• [Stated goal]: All entries below are to be set down again, identical to the source.

++++ Information given ++++

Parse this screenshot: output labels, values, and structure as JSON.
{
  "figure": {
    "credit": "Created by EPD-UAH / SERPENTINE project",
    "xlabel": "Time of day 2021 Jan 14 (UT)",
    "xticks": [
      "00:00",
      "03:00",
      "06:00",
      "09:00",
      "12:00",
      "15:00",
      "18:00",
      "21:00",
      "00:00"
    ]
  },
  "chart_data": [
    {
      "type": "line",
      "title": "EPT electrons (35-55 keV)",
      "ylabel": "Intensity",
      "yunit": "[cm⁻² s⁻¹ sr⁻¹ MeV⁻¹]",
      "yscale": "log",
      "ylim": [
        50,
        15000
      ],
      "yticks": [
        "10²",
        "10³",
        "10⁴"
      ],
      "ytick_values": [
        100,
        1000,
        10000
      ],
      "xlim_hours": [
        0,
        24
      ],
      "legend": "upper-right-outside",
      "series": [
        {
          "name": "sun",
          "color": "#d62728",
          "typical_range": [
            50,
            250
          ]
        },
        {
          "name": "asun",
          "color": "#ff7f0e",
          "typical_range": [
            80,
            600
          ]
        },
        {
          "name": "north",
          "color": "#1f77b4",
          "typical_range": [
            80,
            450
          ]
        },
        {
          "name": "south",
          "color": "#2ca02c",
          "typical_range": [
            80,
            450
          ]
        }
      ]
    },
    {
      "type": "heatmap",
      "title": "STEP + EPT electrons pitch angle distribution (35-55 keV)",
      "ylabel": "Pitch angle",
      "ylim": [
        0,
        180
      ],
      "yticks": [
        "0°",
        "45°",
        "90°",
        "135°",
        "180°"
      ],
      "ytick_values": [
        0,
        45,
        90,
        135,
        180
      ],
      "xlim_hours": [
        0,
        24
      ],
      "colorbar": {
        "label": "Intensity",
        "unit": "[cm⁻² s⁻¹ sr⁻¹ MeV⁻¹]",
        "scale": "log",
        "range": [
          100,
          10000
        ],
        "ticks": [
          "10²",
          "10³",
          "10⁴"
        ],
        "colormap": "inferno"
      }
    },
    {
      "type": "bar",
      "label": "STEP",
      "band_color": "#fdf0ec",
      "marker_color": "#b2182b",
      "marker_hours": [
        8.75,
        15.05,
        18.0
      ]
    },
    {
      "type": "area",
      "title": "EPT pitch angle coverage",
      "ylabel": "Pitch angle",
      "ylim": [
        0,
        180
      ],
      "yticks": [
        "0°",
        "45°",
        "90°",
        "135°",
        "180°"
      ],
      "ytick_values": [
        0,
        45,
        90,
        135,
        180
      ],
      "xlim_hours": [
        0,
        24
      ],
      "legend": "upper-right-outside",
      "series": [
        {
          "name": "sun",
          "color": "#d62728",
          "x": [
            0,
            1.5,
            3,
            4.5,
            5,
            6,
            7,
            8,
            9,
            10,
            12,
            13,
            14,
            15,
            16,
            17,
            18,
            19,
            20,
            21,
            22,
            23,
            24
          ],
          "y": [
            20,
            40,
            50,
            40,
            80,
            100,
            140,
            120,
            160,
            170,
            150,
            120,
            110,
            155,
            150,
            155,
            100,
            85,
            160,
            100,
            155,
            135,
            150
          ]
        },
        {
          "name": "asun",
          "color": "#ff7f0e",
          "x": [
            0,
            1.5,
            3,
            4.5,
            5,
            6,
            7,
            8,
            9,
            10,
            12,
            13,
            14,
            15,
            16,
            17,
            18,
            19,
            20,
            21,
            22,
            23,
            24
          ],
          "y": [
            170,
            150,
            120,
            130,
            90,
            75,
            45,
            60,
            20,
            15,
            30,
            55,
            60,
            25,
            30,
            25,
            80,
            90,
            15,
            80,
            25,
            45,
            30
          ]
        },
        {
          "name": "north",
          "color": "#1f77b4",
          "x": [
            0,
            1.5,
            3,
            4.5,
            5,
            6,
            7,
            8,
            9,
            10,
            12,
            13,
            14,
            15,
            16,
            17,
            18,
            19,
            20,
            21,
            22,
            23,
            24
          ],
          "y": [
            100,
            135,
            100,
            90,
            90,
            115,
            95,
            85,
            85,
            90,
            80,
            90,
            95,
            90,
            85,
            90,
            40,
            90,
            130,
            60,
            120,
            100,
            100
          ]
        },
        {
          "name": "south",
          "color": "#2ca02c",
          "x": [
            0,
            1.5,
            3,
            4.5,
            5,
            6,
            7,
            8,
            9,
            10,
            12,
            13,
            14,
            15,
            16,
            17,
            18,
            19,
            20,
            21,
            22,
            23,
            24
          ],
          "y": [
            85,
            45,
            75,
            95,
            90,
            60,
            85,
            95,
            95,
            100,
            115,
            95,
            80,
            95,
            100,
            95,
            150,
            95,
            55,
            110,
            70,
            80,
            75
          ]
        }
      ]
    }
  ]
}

++++

• [The solution]:
Parse this screenshot: output labels, values, and structure as JSON.
{
  "figure": {
    "credit": "Created by EPD-UAH / SERPENTINE project",
    "xlabel": "Time of day 2021 Jan 14 (UT)",
    "xticks": [
      "00:00",
      "03:00",
      "06:00",
      "09:00",
      "12:00",
      "15:00",
      "18:00",
      "21:00",
      "00:00"
    ]
  },
  "chart_data": [
    {
      "type": "line",
      "title": "EPT electrons (35-55 keV)",
      "ylabel": "Intensity",
      "yunit": "[cm⁻² s⁻¹ sr⁻¹ MeV⁻¹]",
      "yscale": "log",
      "ylim": [
        50,
        15000
      ],
      "yticks": [
        "10²",
        "10³",
        "10⁴"
      ],
      "ytick_values": [
        100,
        1000,
        10000
      ],
      "xlim_hours": [
        0,
        24
      ],
      "legend": "upper-right-outside",
      "series": [
        {
          "name": "sun",
          "color": "#d62728",
          "typical_range": [
            50,
            250
          ]
        },
        {
          "name": "asun",
          "color": "#ff7f0e",
          "typical_range": [
            80,
            600
          ]
        },
        {
          "name": "north",
          "color": "#1f77b4",
          "typical_range": [
            80,
            450
          ]
        },
        {
          "name": "south",
          "color": "#2ca02c",
          "typical_range": [
            80,
            450
          ]
        }
      ]
    },
    {
      "type": "heatmap",
      "title": "STEP + EPT electrons pitch angle distribution (35-55 keV)",
      "ylabel": "Pitch angle",
      "ylim": [
        0,
        180
      ],
      "yticks": [
        "0°",
        "45°",
        "90°",
        "135°",
        "180°"
      ],
      "ytick_values": [
        0,
        45,
        90,
        135,
        180
      ],
      "xlim_hours": [
        0,
        24
      ],
      "colorbar": {
        "label": "Intensity",
        "unit": "[cm⁻² s⁻¹ sr⁻¹ MeV⁻¹]",
        "scale": "log",
        "range": [
          100,
          10000
        ],
        "ticks": [
          "10²",
          "10³",
          "10⁴"
        ],
        "colormap": "inferno"
      }
    },
    {
      "type": "bar",
      "label": "STEP",
      "band_color": "#fdf0ec",
      "marker_color": "#b2182b",
      "marker_hours": [
        8.75,
        15.05,
        18.0
      ]
    },
    {
      "type": "area",
      "title": "EPT pitch angle coverage",
      "ylabel": "Pitch angle",
      "ylim": [
        0,
        180
      ],
      "yticks": [
        "0°",
        "45°",
        "90°",
        "135°",
        "180°"
      ],
      "ytick_values": [
        0,
        45,
        90,
        135,
        180
      ],
      "xlim_hours": [
        0,
        24
      ],
      "legend": "upper-right-outside",
      "series": [
        {
          "name": "sun",
          "color": "#d62728",
          "x": [
            0,
            1.5,
            3,
            4.5,
            5,
            6,
            7,
            8,
            9,
            10,
            12,
            13,
            14,
            15,
            16,
            17,
            18,
            19,
            20,
            21,
            22,
            23,
            24
          ],
          "y": [
            20,
            40,
            50,
            40,
            80,
            100,
            140,
            120,
            160,
            170,
            150,
            120,
            110,
            155,
            150,
            155,
            100,
            85,
            160,
            100,
            155,
            135,
            150
          ]
        },
        {
          "name": "asun",
          "color": "#ff7f0e",
          "x": [
            0,
            1.5,
            3,
            4.5,
            5,
            6,
            7,
            8,
            9,
            10,
            12,
            13,
            14,
            15,
            16,
            17,
            18,
            19,
            20,
            21,
            22,
            23,
            24
          ],
          "y": [
            170,
            150,
            120,
            130,
            90,
            75,
            45,
            60,
            20,
            15,
            30,
            55,
            60,
            25,
            30,
            25,
            80,
            90,
            15,
            80,
            25,
            45,
            30
          ]
        },
        {
          "name": "north",
          "color": "#1f77b4",
          "x": [
            0,
            1.5,
            3,
            4.5,
            5,
            6,
            7,
            8,
            9,
            10,
            12,
            13,
            14,
            15,
            16,
            17,
            18,
            19,
            20,
            21,
            22,
            23,
            24
          ],
          "y": [
            100,
            135,
            100,
            90,
            90,
            115,
            95,
            85,
            85,
            90,
            80,
            90,
            95,
            90,
            85,
            90,
            40,
            90,
            130,
            60,
            120,
            100,
            100
          ]
        },
        {
          "name": "south",
          "color": "#2ca02c",
          "x": [
            0,
            1.5,
            3,
            4.5,
            5,
            6,
            7,
            8,
            9,
            10,
            12,
            13,
            14,
            15,
            16,
            17,
            18,
            19,
            20,
            21,
            22,
            23,
            24
          ],
          "y": [
            85,
            45,
            75,
            95,
            90,
            60,
            85,
            95,
            95,
            100,
            115,
            95,
            80,
            95,
            100,
            95,
            150,
            95,
            55,
            110,
            70,
            80,
            75
          ]
        }
      ]
    }
  ]
}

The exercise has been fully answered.